THE RECORDS:
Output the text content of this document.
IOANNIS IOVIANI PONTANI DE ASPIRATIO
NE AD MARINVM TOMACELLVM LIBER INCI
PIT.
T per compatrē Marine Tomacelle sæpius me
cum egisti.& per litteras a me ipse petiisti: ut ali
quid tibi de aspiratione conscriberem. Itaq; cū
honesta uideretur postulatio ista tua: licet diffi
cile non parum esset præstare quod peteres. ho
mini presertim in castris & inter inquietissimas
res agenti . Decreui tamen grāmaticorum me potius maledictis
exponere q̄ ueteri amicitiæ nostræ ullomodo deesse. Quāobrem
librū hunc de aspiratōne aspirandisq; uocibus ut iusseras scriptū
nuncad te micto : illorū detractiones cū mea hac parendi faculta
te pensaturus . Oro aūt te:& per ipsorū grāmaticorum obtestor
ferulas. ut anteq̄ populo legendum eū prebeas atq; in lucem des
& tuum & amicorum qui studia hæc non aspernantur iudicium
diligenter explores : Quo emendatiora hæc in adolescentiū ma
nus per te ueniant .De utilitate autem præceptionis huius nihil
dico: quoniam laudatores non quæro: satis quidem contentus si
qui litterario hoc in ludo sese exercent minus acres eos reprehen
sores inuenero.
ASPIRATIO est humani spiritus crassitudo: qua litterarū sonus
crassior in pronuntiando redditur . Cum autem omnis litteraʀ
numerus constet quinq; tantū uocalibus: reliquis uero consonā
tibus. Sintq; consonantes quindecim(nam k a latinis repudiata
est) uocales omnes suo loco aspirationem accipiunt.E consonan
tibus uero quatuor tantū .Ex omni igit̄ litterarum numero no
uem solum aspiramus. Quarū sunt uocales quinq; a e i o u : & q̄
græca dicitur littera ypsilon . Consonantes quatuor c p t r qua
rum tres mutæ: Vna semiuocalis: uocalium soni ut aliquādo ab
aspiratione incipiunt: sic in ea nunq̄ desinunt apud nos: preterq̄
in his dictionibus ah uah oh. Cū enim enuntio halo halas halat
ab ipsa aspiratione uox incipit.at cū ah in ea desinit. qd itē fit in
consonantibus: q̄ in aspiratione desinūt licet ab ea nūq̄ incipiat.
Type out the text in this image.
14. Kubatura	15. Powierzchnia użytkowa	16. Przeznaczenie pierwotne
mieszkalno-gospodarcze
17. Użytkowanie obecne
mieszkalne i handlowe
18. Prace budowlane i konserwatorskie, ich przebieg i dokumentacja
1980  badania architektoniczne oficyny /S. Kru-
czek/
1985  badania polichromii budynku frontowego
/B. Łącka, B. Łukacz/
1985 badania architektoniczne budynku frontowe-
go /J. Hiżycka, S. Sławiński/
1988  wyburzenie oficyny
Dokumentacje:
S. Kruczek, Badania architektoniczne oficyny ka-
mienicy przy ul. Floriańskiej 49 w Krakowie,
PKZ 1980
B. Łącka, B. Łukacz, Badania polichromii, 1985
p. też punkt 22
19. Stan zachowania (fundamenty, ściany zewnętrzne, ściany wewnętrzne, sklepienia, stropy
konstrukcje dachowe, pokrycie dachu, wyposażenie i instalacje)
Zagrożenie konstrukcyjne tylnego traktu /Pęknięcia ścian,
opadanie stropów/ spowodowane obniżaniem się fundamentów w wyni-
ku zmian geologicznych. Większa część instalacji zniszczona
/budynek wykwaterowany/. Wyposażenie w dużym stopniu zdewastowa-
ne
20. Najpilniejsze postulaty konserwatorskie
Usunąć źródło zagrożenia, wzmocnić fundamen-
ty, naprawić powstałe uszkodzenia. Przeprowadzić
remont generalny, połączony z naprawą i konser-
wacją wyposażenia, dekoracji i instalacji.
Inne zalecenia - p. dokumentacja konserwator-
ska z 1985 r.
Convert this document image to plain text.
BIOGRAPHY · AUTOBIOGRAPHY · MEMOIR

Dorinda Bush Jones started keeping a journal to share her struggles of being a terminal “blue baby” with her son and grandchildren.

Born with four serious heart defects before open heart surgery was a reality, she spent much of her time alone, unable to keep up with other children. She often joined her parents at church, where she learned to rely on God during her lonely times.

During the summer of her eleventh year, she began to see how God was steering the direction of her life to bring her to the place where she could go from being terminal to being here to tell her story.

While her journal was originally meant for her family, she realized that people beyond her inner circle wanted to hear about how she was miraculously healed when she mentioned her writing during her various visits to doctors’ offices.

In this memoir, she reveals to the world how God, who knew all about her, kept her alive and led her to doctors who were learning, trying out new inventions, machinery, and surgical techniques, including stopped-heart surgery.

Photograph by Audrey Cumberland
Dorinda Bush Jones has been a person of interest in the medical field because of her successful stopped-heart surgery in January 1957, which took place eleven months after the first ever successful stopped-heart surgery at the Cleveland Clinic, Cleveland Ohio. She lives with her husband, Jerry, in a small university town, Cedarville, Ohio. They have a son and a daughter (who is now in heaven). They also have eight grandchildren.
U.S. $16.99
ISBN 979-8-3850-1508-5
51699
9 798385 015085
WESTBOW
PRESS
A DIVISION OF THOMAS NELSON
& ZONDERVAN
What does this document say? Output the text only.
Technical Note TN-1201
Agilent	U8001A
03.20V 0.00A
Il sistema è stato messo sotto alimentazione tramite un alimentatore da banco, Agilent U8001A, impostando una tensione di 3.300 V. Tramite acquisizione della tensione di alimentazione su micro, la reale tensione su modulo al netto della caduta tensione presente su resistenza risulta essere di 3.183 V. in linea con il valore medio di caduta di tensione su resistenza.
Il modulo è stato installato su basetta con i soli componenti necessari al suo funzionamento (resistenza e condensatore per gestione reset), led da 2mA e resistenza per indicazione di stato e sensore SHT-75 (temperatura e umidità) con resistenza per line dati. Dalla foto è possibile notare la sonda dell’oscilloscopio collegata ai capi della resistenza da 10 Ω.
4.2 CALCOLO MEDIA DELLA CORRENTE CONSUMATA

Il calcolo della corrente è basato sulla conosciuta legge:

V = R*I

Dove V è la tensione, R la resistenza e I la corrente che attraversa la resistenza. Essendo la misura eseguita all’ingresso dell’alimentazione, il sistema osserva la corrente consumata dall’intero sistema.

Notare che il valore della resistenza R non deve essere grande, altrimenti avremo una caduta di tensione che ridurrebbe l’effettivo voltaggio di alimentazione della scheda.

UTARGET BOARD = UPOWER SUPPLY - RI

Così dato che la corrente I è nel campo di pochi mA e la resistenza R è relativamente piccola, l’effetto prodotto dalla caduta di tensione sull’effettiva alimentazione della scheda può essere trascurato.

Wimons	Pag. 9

EXERCISE OBJECTIVE: Write the entries again, exactly as they stand.

WRITTEN ANSWER:
Output the text content of this document.
IOANNIS IOVIANI PONTANI DE ASPIRATIO
NE AD MARINVM TOMACELLVM LIBER INCI
PIT.
T per compatrē Marine Tomacelle sæpius me
cum egisti.& per litteras a me ipse petiisti: ut ali
quid tibi de aspiratione conscriberem. Itaq; cū
honesta uideretur postulatio ista tua: licet diffi
cile non parum esset præstare quod peteres. ho
mini presertim in castris & inter inquietissimas
res agenti . Decreui tamen grāmaticorum me potius maledictis
exponere q̄ ueteri amicitiæ nostræ ullomodo deesse. Quāobrem
librū hunc de aspiratōne aspirandisq; uocibus ut iusseras scriptū
nuncad te micto : illorū detractiones cū mea hac parendi faculta
te pensaturus . Oro aūt te:& per ipsorū grāmaticorum obtestor
ferulas. ut anteq̄ populo legendum eū prebeas atq; in lucem des
& tuum & amicorum qui studia hæc non aspernantur iudicium
diligenter explores : Quo emendatiora hæc in adolescentiū ma
nus per te ueniant .De utilitate autem præceptionis huius nihil
dico: quoniam laudatores non quæro: satis quidem contentus si
qui litterario hoc in ludo sese exercent minus acres eos reprehen
sores inuenero.
ASPIRATIO est humani spiritus crassitudo: qua litterarū sonus
crassior in pronuntiando redditur . Cum autem omnis litteraʀ
numerus constet quinq; tantū uocalibus: reliquis uero consonā
tibus. Sintq; consonantes quindecim(nam k a latinis repudiata
est) uocales omnes suo loco aspirationem accipiunt.E consonan
tibus uero quatuor tantū .Ex omni igit̄ litterarum numero no
uem solum aspiramus. Quarū sunt uocales quinq; a e i o u : & q̄
græca dicitur littera ypsilon . Consonantes quatuor c p t r qua
rum tres mutæ: Vna semiuocalis: uocalium soni ut aliquādo ab
aspiratione incipiunt: sic in ea nunq̄ desinunt apud nos: preterq̄
in his dictionibus ah uah oh. Cū enim enuntio halo halas halat
ab ipsa aspiratione uox incipit.at cū ah in ea desinit. qd itē fit in
consonantibus: q̄ in aspiratione desinūt licet ab ea nūq̄ incipiat.
Type out the text in this image.
14. Kubatura	15. Powierzchnia użytkowa	16. Przeznaczenie pierwotne
mieszkalno-gospodarcze
17. Użytkowanie obecne
mieszkalne i handlowe
18. Prace budowlane i konserwatorskie, ich przebieg i dokumentacja
1980  badania architektoniczne oficyny /S. Kru-
czek/
1985  badania polichromii budynku frontowego
/B. Łącka, B. Łukacz/
1985 badania architektoniczne budynku frontowe-
go /J. Hiżycka, S. Sławiński/
1988  wyburzenie oficyny
Dokumentacje:
S. Kruczek, Badania architektoniczne oficyny ka-
mienicy przy ul. Floriańskiej 49 w Krakowie,
PKZ 1980
B. Łącka, B. Łukacz, Badania polichromii, 1985
p. też punkt 22
19. Stan zachowania (fundamenty, ściany zewnętrzne, ściany wewnętrzne, sklepienia, stropy
konstrukcje dachowe, pokrycie dachu, wyposażenie i instalacje)
Zagrożenie konstrukcyjne tylnego traktu /Pęknięcia ścian,
opadanie stropów/ spowodowane obniżaniem się fundamentów w wyni-
ku zmian geologicznych. Większa część instalacji zniszczona
/budynek wykwaterowany/. Wyposażenie w dużym stopniu zdewastowa-
ne
20. Najpilniejsze postulaty konserwatorskie
Usunąć źródło zagrożenia, wzmocnić fundamen-
ty, naprawić powstałe uszkodzenia. Przeprowadzić
remont generalny, połączony z naprawą i konser-
wacją wyposażenia, dekoracji i instalacji.
Inne zalecenia - p. dokumentacja konserwator-
ska z 1985 r.
Convert this document image to plain text.
BIOGRAPHY · AUTOBIOGRAPHY · MEMOIR

Dorinda Bush Jones started keeping a journal to share her struggles of being a terminal “blue baby” with her son and grandchildren.

Born with four serious heart defects before open heart surgery was a reality, she spent much of her time alone, unable to keep up with other children. She often joined her parents at church, where she learned to rely on God during her lonely times.

During the summer of her eleventh year, she began to see how God was steering the direction of her life to bring her to the place where she could go from being terminal to being here to tell her story.

While her journal was originally meant for her family, she realized that people beyond her inner circle wanted to hear about how she was miraculously healed when she mentioned her writing during her various visits to doctors’ offices.

In this memoir, she reveals to the world how God, who knew all about her, kept her alive and led her to doctors who were learning, trying out new inventions, machinery, and surgical techniques, including stopped-heart surgery.

Photograph by Audrey Cumberland
Dorinda Bush Jones has been a person of interest in the medical field because of her successful stopped-heart surgery in January 1957, which took place eleven months after the first ever successful stopped-heart surgery at the Cleveland Clinic, Cleveland Ohio. She lives with her husband, Jerry, in a small university town, Cedarville, Ohio. They have a son and a daughter (who is now in heaven). They also have eight grandchildren.
U.S. $16.99
ISBN 979-8-3850-1508-5
51699
9 798385 015085
WESTBOW
PRESS
A DIVISION OF THOMAS NELSON
& ZONDERVAN
What does this document say? Output the text only.
Technical Note TN-1201
Agilent	U8001A
03.20V 0.00A
Il sistema è stato messo sotto alimentazione tramite un alimentatore da banco, Agilent U8001A, impostando una tensione di 3.300 V. Tramite acquisizione della tensione di alimentazione su micro, la reale tensione su modulo al netto della caduta tensione presente su resistenza risulta essere di 3.183 V. in linea con il valore medio di caduta di tensione su resistenza.
Il modulo è stato installato su basetta con i soli componenti necessari al suo funzionamento (resistenza e condensatore per gestione reset), led da 2mA e resistenza per indicazione di stato e sensore SHT-75 (temperatura e umidità) con resistenza per line dati. Dalla foto è possibile notare la sonda dell’oscilloscopio collegata ai capi della resistenza da 10 Ω.
4.2 CALCOLO MEDIA DELLA CORRENTE CONSUMATA

Il calcolo della corrente è basato sulla conosciuta legge:

V = R*I

Dove V è la tensione, R la resistenza e I la corrente che attraversa la resistenza. Essendo la misura eseguita all’ingresso dell’alimentazione, il sistema osserva la corrente consumata dall’intero sistema.

Notare che il valore della resistenza R non deve essere grande, altrimenti avremo una caduta di tensione che ridurrebbe l’effettivo voltaggio di alimentazione della scheda.

UTARGET BOARD = UPOWER SUPPLY - RI

Così dato che la corrente I è nel campo di pochi mA e la resistenza R è relativamente piccola, l’effetto prodotto dalla caduta di tensione sull’effettiva alimentazione della scheda può essere trascurato.

Wimons	Pag. 9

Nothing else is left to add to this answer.